_WHAT IS REQUIRED_. Copy out each line of the listing that has the word "vaccinations" in it.

---------- RECORD EXTRACTS ----------

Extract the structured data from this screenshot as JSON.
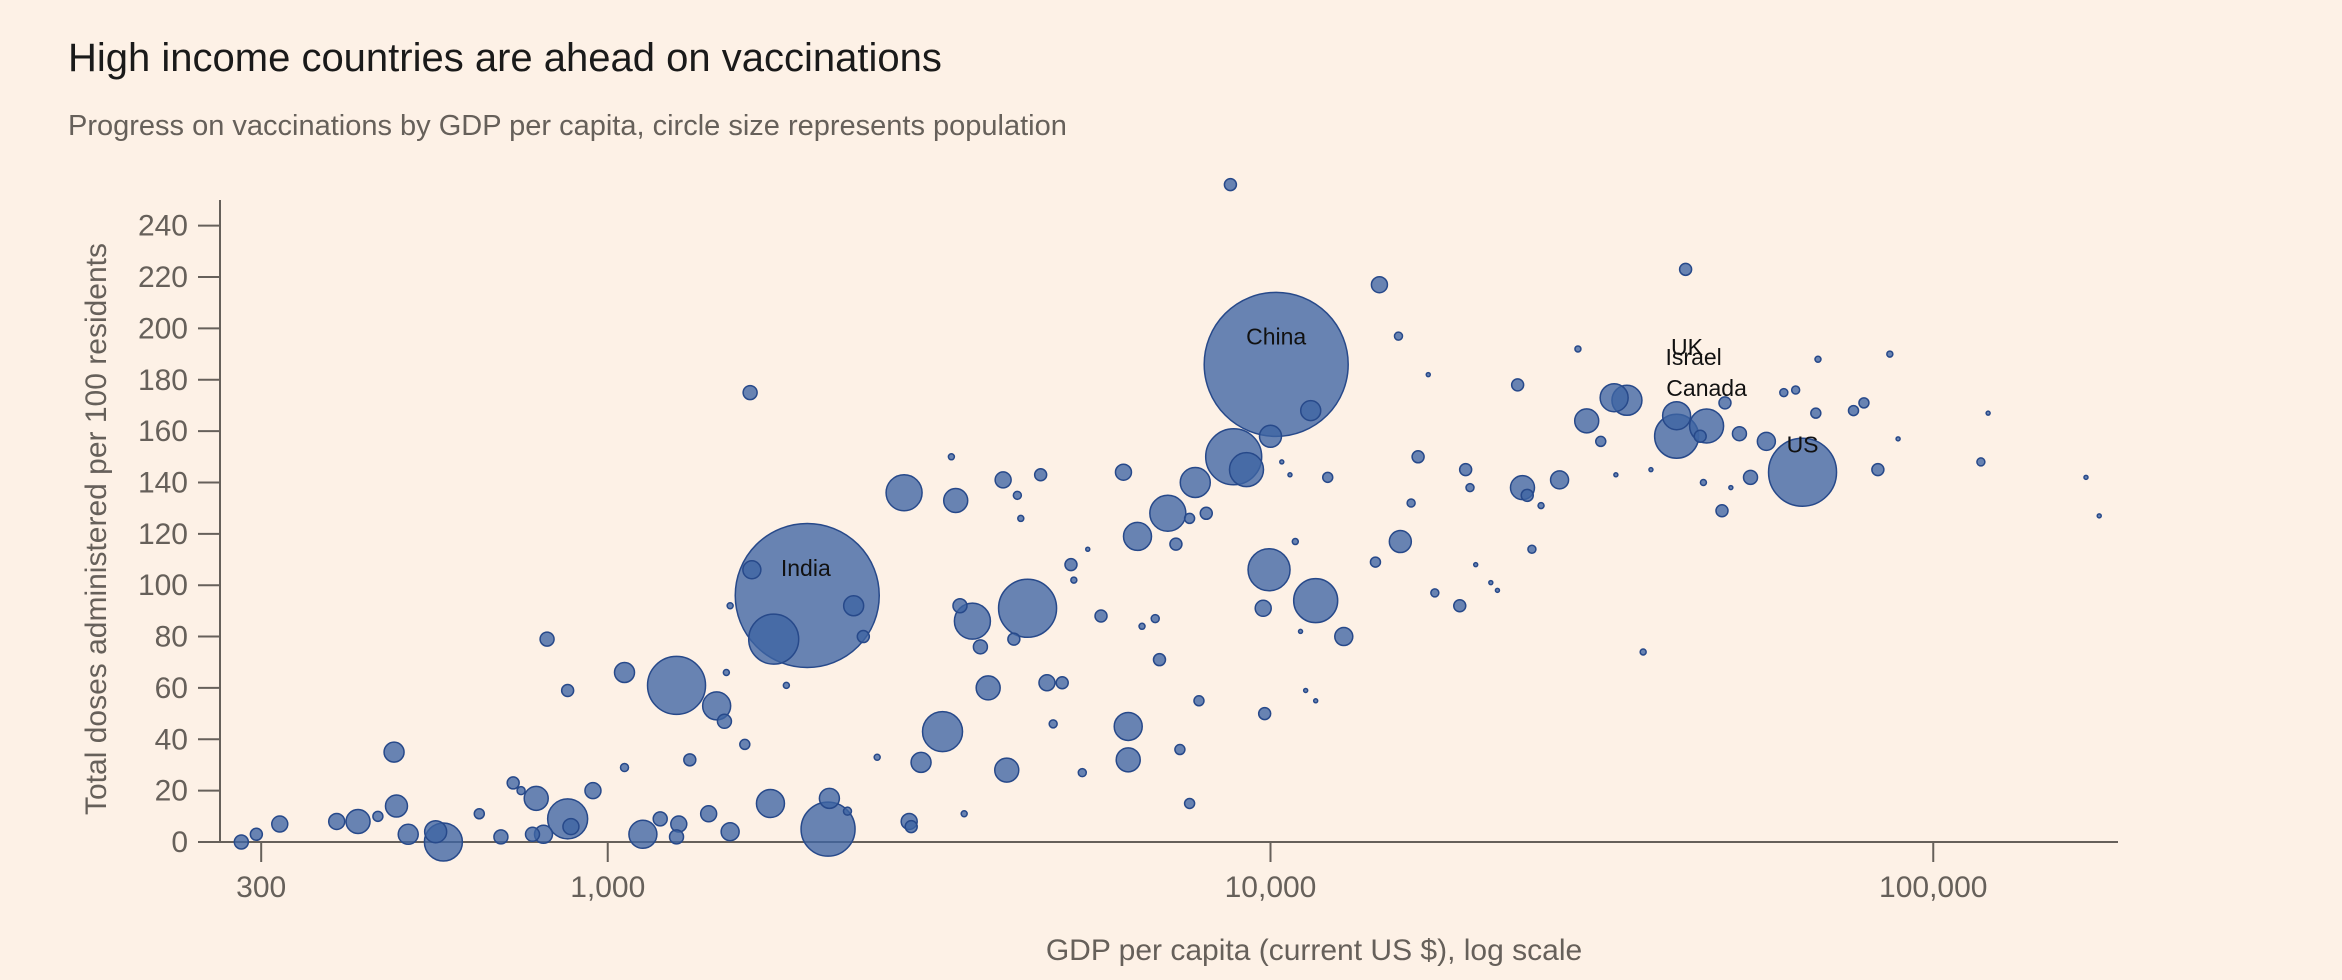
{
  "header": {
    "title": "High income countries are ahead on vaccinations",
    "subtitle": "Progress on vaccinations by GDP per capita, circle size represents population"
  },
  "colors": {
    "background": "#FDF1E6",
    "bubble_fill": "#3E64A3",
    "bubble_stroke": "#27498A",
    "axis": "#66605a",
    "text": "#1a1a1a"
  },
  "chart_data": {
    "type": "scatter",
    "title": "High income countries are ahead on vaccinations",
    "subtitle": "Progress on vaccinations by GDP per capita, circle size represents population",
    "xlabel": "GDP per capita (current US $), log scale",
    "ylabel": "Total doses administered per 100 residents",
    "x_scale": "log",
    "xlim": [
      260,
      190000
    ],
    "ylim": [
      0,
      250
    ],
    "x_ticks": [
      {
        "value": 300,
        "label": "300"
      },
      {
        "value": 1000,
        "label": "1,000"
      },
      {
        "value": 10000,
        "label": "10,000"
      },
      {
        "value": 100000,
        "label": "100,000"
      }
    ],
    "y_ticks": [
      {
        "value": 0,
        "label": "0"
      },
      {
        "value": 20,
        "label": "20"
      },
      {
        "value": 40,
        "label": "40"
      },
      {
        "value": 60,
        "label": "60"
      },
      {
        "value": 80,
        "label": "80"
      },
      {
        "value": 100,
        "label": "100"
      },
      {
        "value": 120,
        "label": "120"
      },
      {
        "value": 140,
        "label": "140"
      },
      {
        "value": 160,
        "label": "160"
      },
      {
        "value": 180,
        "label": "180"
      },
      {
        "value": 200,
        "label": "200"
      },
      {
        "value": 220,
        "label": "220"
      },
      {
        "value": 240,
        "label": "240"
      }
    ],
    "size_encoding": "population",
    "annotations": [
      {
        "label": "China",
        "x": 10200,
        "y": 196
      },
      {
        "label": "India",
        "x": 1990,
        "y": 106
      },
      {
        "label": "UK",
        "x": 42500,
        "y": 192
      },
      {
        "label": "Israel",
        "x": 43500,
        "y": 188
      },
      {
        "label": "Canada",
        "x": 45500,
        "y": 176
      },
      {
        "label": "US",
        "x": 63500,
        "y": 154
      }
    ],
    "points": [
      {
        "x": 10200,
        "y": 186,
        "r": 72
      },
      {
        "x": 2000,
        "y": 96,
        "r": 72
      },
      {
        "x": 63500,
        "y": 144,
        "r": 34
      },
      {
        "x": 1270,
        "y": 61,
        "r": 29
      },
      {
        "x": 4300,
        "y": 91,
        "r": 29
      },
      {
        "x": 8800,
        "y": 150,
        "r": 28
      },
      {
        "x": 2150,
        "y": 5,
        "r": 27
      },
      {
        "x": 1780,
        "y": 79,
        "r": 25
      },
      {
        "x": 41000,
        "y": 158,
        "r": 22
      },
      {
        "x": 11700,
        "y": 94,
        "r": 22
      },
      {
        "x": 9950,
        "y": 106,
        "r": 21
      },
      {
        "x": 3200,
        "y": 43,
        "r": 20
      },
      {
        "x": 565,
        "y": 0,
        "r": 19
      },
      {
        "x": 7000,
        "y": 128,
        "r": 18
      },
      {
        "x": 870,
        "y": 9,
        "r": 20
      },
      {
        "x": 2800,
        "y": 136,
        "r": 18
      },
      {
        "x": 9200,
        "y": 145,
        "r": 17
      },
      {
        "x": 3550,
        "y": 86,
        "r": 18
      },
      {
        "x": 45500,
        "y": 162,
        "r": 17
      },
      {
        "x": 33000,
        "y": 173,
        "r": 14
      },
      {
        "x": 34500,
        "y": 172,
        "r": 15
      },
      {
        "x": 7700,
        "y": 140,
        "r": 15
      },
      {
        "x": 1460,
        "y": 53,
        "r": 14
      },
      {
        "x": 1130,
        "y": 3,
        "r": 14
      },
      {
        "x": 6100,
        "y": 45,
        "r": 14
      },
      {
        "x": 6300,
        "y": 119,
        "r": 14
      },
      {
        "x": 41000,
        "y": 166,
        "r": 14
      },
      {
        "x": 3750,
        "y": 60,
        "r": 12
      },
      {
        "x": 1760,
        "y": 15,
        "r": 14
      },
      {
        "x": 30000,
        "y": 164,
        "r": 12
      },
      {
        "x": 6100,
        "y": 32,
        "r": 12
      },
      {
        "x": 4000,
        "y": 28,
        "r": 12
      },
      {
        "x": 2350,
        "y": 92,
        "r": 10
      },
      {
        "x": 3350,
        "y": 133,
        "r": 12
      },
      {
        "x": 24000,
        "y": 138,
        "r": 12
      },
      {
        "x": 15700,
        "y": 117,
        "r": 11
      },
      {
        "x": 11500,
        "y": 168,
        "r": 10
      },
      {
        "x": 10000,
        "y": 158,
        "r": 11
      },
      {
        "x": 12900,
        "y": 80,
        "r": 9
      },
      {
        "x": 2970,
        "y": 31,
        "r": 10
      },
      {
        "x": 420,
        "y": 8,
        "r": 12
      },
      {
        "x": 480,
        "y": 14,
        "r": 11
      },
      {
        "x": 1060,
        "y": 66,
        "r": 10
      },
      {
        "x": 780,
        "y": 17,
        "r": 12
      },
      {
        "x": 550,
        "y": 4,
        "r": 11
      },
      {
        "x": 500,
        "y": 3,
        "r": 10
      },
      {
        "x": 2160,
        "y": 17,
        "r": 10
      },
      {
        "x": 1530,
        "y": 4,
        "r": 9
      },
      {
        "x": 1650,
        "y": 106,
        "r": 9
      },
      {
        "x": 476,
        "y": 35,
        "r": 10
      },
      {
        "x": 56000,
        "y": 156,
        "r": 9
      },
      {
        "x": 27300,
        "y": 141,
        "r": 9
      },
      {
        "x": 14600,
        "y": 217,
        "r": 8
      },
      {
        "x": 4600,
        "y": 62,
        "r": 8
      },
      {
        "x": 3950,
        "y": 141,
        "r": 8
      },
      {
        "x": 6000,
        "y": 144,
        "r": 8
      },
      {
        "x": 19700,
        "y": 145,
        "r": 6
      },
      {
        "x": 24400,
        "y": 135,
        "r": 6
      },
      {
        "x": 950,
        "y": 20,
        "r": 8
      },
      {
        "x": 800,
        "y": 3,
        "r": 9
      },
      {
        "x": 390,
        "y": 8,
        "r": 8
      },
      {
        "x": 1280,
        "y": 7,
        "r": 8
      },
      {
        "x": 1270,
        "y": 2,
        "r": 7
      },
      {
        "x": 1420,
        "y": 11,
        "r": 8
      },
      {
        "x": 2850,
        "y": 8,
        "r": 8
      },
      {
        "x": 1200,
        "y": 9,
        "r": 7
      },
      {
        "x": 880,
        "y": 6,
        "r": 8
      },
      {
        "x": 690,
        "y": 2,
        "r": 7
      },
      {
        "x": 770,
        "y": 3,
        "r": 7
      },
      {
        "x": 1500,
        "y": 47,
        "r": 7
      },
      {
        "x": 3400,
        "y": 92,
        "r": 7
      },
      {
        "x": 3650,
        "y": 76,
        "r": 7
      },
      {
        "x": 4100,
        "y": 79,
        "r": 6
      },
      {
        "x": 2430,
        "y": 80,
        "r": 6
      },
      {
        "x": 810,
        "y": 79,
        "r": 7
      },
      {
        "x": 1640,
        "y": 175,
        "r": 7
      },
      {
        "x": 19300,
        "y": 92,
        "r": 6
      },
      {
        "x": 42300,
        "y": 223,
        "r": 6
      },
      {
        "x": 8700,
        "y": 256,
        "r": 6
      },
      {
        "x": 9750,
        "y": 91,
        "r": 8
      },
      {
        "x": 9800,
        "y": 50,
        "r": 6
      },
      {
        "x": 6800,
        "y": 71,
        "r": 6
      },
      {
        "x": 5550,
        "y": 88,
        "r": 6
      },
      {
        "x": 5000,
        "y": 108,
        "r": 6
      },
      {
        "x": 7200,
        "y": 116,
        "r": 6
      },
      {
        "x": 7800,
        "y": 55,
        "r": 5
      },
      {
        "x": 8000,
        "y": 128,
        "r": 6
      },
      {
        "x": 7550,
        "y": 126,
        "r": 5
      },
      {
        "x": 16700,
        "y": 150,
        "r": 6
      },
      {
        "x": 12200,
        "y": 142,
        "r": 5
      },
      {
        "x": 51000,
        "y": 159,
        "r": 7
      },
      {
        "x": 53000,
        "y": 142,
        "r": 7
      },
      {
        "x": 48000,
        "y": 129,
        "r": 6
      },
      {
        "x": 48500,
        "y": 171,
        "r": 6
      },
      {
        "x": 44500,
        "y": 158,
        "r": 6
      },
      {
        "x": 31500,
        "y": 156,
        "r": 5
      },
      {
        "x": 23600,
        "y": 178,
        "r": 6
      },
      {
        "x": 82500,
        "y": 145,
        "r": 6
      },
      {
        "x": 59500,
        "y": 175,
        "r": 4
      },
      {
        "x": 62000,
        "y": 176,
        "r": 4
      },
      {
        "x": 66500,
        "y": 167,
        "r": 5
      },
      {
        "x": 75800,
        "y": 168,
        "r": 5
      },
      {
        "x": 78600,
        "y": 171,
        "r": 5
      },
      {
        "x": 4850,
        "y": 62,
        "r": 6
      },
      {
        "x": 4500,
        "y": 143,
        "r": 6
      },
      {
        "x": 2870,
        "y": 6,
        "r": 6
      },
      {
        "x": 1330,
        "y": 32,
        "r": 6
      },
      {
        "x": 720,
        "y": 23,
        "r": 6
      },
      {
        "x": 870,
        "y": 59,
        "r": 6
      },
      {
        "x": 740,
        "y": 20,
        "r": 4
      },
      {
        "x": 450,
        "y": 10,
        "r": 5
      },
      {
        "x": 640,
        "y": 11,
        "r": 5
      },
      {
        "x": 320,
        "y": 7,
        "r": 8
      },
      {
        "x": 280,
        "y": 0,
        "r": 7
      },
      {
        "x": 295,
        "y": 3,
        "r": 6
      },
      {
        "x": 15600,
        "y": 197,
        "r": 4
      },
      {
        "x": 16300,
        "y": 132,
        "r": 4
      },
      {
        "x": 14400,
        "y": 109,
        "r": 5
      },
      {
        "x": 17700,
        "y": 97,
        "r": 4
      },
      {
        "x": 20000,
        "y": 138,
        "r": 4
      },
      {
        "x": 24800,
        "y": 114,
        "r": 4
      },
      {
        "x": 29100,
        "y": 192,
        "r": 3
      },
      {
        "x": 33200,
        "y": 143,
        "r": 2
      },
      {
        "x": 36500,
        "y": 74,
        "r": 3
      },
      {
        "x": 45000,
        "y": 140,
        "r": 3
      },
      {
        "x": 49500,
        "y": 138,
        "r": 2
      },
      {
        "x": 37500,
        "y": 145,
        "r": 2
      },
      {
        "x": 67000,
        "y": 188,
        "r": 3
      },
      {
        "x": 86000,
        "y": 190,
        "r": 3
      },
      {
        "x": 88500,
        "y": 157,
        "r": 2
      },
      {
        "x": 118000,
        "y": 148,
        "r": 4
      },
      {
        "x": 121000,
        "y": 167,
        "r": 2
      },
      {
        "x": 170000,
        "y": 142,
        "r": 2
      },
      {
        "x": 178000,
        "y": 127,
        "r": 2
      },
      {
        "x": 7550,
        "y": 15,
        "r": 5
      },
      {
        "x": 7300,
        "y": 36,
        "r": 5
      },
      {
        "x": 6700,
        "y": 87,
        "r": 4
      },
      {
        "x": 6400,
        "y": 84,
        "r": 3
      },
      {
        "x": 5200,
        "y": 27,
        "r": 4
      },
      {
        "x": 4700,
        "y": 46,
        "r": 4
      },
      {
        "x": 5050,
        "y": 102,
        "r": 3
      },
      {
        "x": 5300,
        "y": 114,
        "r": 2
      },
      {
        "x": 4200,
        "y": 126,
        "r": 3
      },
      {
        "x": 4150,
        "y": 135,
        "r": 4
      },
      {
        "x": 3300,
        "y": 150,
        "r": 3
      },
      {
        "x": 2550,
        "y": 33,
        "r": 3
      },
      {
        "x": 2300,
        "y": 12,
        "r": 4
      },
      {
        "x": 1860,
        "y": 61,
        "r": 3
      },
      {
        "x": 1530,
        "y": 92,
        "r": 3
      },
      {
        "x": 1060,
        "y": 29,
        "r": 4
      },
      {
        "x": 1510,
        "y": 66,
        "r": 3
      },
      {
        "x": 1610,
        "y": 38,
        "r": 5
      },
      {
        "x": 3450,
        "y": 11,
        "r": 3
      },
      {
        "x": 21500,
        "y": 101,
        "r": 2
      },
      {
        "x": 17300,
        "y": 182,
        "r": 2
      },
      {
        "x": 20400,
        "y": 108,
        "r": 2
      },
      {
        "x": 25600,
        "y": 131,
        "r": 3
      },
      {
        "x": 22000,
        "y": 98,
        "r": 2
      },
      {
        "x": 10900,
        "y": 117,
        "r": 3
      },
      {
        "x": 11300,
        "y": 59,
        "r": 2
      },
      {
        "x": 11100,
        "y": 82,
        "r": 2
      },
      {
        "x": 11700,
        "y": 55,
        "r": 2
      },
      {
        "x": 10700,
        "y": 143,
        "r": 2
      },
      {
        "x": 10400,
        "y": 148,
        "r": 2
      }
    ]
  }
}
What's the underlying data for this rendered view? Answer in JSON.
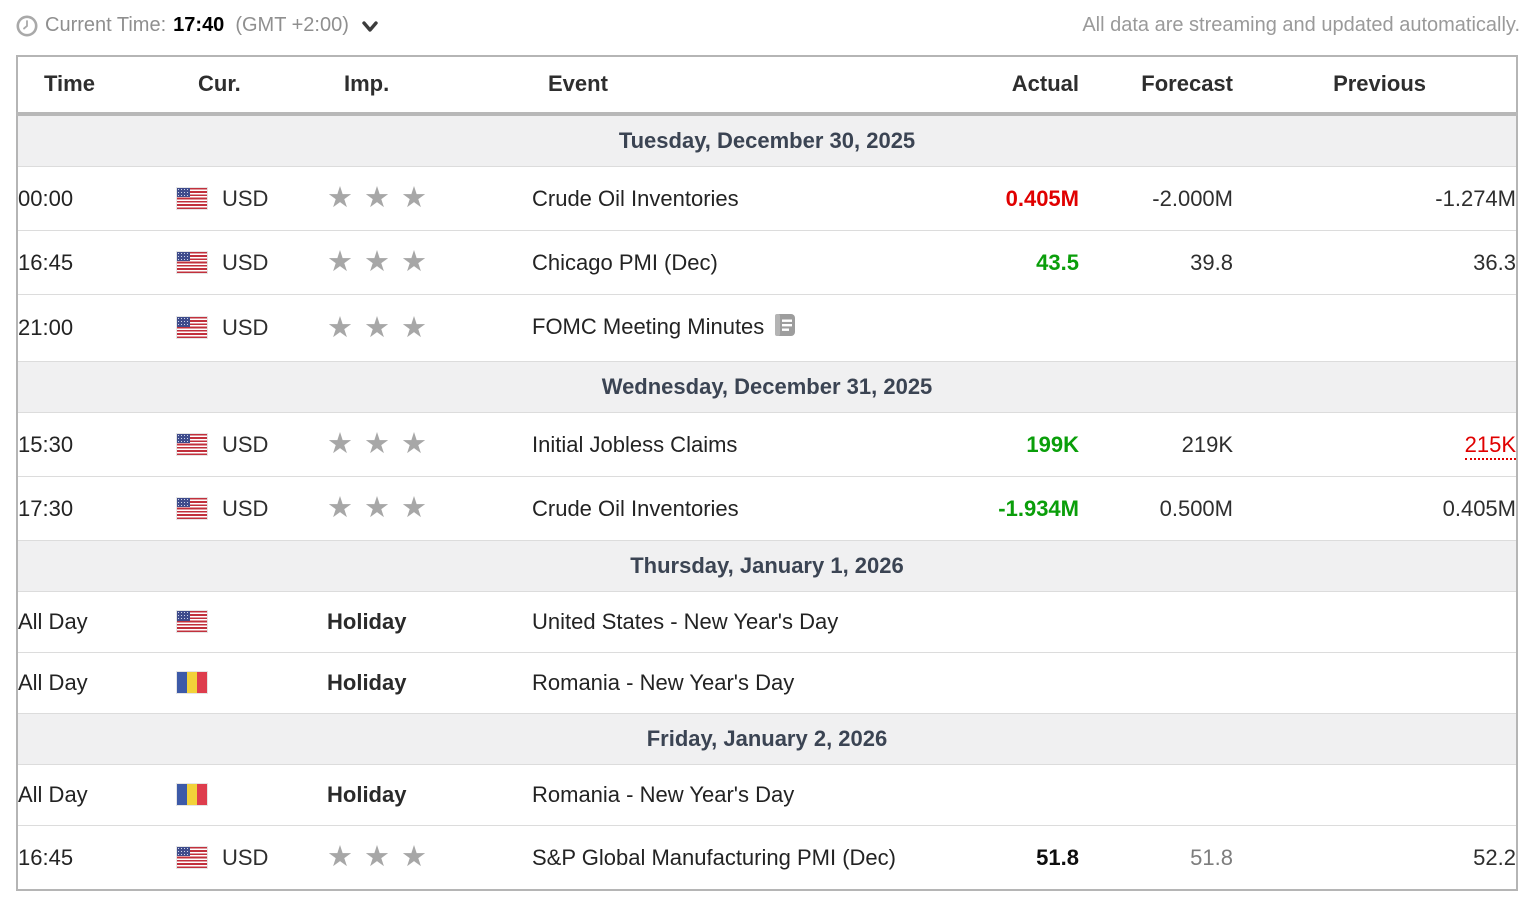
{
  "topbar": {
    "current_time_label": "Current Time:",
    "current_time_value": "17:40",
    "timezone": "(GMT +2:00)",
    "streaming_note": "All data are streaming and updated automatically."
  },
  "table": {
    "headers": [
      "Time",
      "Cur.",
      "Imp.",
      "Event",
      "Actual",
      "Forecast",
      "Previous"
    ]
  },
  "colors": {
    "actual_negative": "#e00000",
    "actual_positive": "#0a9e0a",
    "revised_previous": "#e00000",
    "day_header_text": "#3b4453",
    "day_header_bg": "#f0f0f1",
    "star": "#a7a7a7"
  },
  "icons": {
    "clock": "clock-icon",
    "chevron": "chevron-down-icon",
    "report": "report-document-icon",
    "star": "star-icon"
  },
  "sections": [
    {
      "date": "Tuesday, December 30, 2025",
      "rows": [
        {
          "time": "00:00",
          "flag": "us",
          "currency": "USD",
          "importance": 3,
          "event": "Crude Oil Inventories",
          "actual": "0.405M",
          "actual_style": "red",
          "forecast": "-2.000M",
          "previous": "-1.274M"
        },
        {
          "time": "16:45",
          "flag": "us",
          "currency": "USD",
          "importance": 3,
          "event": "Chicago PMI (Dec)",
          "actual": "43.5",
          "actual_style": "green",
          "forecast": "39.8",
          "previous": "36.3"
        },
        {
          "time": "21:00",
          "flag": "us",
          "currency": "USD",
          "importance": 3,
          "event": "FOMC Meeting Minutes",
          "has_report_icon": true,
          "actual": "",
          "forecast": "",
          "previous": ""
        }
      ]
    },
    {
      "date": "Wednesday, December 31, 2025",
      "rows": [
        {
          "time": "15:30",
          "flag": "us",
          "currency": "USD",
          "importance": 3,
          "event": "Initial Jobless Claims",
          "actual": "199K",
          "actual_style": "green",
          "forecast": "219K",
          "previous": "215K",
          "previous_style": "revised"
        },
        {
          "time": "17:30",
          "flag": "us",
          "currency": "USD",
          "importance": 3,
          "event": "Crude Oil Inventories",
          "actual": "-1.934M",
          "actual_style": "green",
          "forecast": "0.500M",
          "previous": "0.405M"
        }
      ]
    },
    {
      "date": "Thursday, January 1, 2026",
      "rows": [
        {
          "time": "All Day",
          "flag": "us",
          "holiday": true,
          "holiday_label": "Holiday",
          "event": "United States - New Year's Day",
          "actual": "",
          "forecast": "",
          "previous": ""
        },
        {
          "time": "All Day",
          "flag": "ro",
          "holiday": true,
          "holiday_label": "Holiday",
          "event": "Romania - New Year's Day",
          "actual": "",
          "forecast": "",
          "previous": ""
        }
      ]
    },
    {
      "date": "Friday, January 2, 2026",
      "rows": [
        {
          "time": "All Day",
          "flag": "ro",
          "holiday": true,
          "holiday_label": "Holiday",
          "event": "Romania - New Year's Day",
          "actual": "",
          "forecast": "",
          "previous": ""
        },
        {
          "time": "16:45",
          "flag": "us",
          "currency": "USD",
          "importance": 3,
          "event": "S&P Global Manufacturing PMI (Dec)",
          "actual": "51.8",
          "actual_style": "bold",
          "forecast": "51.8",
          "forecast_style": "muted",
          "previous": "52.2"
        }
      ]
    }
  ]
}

----------

_ANSWER_.
    "title": "High income countries are ahead on vaccinations",
    "subtitle": "Progress on vaccinations by GDP per capita, circle size represents population"
    "title": "High income countries are ahead on vaccinations",
    "subtitle": "Progress on vaccinations by GDP per capita, circle size represents population",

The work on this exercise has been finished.